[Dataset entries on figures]
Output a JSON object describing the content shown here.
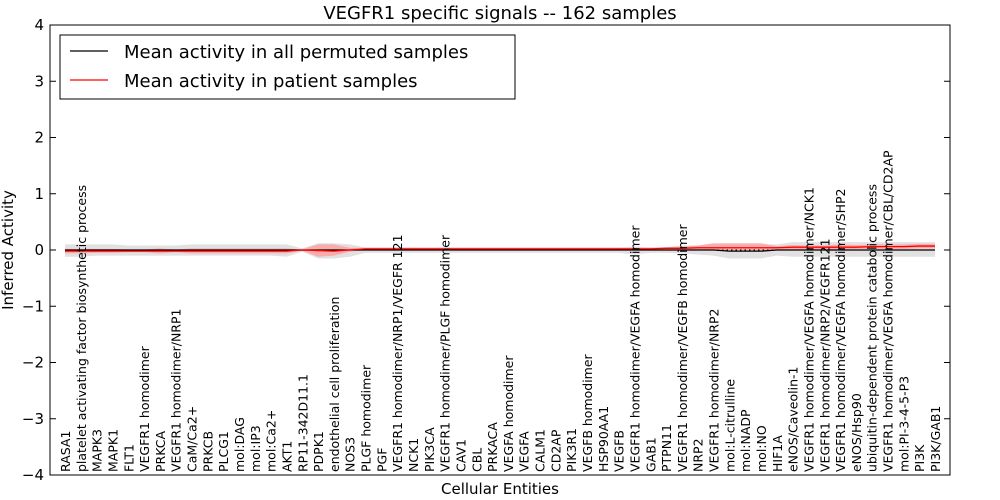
{
  "chart_data": {
    "type": "line",
    "title": "VEGFR1 specific signals -- 162 samples",
    "xlabel": "Cellular Entities",
    "ylabel": "Inferred Activity",
    "ylim": [
      -4,
      4
    ],
    "yticks": [
      "-4",
      "-3",
      "-2",
      "-1",
      "0",
      "1",
      "2",
      "3",
      "4"
    ],
    "legend_position": "top-left",
    "categories": [
      "RASA1",
      "platelet activating factor biosynthetic process",
      "MAPK3",
      "MAPK1",
      "FLT1",
      "VEGFR1 homodimer",
      "PRKCA",
      "VEGFR1 homodimer/NRP1",
      "CaM/Ca2+",
      "PRKCB",
      "PLCG1",
      "mol:DAG",
      "mol:IP3",
      "mol:Ca2+",
      "AKT1",
      "RP11-342D11.1",
      "PDPK1",
      "endothelial cell proliferation",
      "NOS3",
      "PLGF homodimer",
      "PGF",
      "VEGFR1 homodimer/NRP1/VEGFR 121",
      "NCK1",
      "PIK3CA",
      "VEGFR1 homodimer/PLGF homodimer",
      "CAV1",
      "CBL",
      "PRKACA",
      "VEGFA homodimer",
      "VEGFA",
      "CALM1",
      "CD2AP",
      "PIK3R1",
      "VEGFB homodimer",
      "HSP90AA1",
      "VEGFB",
      "VEGFR1 homodimer/VEGFA homodimer",
      "GAB1",
      "PTPN11",
      "VEGFR1 homodimer/VEGFB homodimer",
      "NRP2",
      "VEGFR1 homodimer/NRP2",
      "mol:L-citrulline",
      "mol:NADP",
      "mol:NO",
      "HIF1A",
      "eNOS/Caveolin-1",
      "VEGFR1 homodimer/VEGFA homodimer/NCK1",
      "VEGFR1 homodimer/NRP2/VEGFR121",
      "VEGFR1 homodimer/VEGFA homodimer/SHP2",
      "eNOS/Hsp90",
      "ubiquitin-dependent protein catabolic process",
      "VEGFR1 homodimer/VEGFA homodimer/CBL/CD2AP",
      "mol:PI-3-4-5-P3",
      "PI3K",
      "PI3K/GAB1"
    ],
    "series": [
      {
        "name": "Mean activity in all permuted samples",
        "color": "#000000",
        "values": [
          0,
          0,
          0,
          0,
          0,
          0,
          0,
          0,
          0,
          0,
          0,
          0,
          0,
          0,
          0,
          0,
          0,
          0,
          0,
          0,
          0,
          0,
          0,
          0,
          0,
          0,
          0,
          0,
          0,
          0,
          0,
          0,
          0,
          0,
          0,
          0,
          0,
          0,
          0,
          0,
          0,
          0,
          -0.02,
          -0.02,
          -0.02,
          0,
          0,
          0,
          0,
          0,
          0,
          0,
          0,
          0,
          0,
          0
        ],
        "band_low": [
          -0.12,
          -0.12,
          -0.1,
          -0.1,
          -0.1,
          -0.1,
          -0.1,
          -0.1,
          -0.1,
          -0.1,
          -0.1,
          -0.1,
          -0.1,
          -0.1,
          -0.12,
          -0.03,
          -0.15,
          -0.15,
          -0.12,
          -0.05,
          -0.05,
          -0.05,
          -0.05,
          -0.05,
          -0.05,
          -0.05,
          -0.05,
          -0.05,
          -0.05,
          -0.05,
          -0.05,
          -0.05,
          -0.05,
          -0.05,
          -0.05,
          -0.05,
          -0.08,
          -0.05,
          -0.05,
          -0.06,
          -0.08,
          -0.1,
          -0.15,
          -0.15,
          -0.15,
          -0.1,
          -0.12,
          -0.12,
          -0.12,
          -0.12,
          -0.12,
          -0.12,
          -0.12,
          -0.12,
          -0.12,
          -0.12
        ],
        "band_high": [
          0.1,
          0.1,
          0.1,
          0.1,
          0.08,
          0.08,
          0.08,
          0.08,
          0.1,
          0.1,
          0.1,
          0.1,
          0.1,
          0.1,
          0.1,
          0.03,
          0.12,
          0.12,
          0.1,
          0.05,
          0.05,
          0.05,
          0.05,
          0.05,
          0.05,
          0.05,
          0.05,
          0.05,
          0.05,
          0.05,
          0.05,
          0.05,
          0.05,
          0.05,
          0.05,
          0.05,
          0.06,
          0.05,
          0.05,
          0.08,
          0.08,
          0.1,
          0.1,
          0.1,
          0.1,
          0.1,
          0.14,
          0.14,
          0.14,
          0.14,
          0.14,
          0.14,
          0.14,
          0.14,
          0.14,
          0.14
        ]
      },
      {
        "name": "Mean activity in patient samples",
        "color": "#ff0000",
        "values": [
          -0.02,
          -0.02,
          -0.02,
          -0.02,
          -0.02,
          -0.02,
          -0.02,
          -0.02,
          -0.02,
          -0.02,
          -0.02,
          -0.02,
          -0.02,
          -0.02,
          -0.02,
          0,
          -0.01,
          -0.02,
          0,
          0.02,
          0.02,
          0.02,
          0.02,
          0.02,
          0.02,
          0.02,
          0.02,
          0.02,
          0.02,
          0.02,
          0.02,
          0.02,
          0.02,
          0.02,
          0.02,
          0.02,
          0.02,
          0.02,
          0.03,
          0.03,
          0.04,
          0.04,
          0.04,
          0.04,
          0.04,
          0.04,
          0.05,
          0.05,
          0.05,
          0.05,
          0.05,
          0.06,
          0.06,
          0.06,
          0.07,
          0.07
        ],
        "band_low": [
          -0.06,
          -0.06,
          -0.05,
          -0.05,
          -0.04,
          -0.04,
          -0.06,
          -0.04,
          -0.06,
          -0.06,
          -0.06,
          -0.06,
          -0.06,
          -0.06,
          -0.06,
          -0.01,
          -0.12,
          -0.1,
          -0.03,
          0,
          0,
          0,
          0,
          0,
          0,
          0,
          0,
          0,
          0,
          0,
          0,
          0,
          0,
          0,
          0,
          0,
          0,
          0,
          0.01,
          0.01,
          0.01,
          0,
          0,
          0,
          0,
          0.01,
          0.01,
          0.01,
          0.01,
          0.01,
          0.02,
          0.02,
          0.02,
          0.02,
          0.03,
          0.03
        ],
        "band_high": [
          0.02,
          0.02,
          0.02,
          0.02,
          0.01,
          0.01,
          0.03,
          0.01,
          0.03,
          0.03,
          0.03,
          0.03,
          0.03,
          0.03,
          0.03,
          0.01,
          0.1,
          0.1,
          0.04,
          0.04,
          0.04,
          0.04,
          0.04,
          0.04,
          0.04,
          0.04,
          0.04,
          0.04,
          0.04,
          0.04,
          0.04,
          0.04,
          0.04,
          0.04,
          0.04,
          0.04,
          0.04,
          0.04,
          0.05,
          0.06,
          0.08,
          0.12,
          0.12,
          0.12,
          0.12,
          0.07,
          0.09,
          0.08,
          0.08,
          0.1,
          0.09,
          0.1,
          0.1,
          0.1,
          0.11,
          0.11
        ]
      }
    ],
    "band_colors": {
      "permuted": "#d9d9d9",
      "patient": "#ff9a9a"
    }
  }
}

◆ **Exercise description**: Each line of the data in which the string "permuted" appears needs to be copied.

◆ **Answer to this exercise**:
        "name": "Mean activity in all permuted samples",
      "permuted": "#d9d9d9",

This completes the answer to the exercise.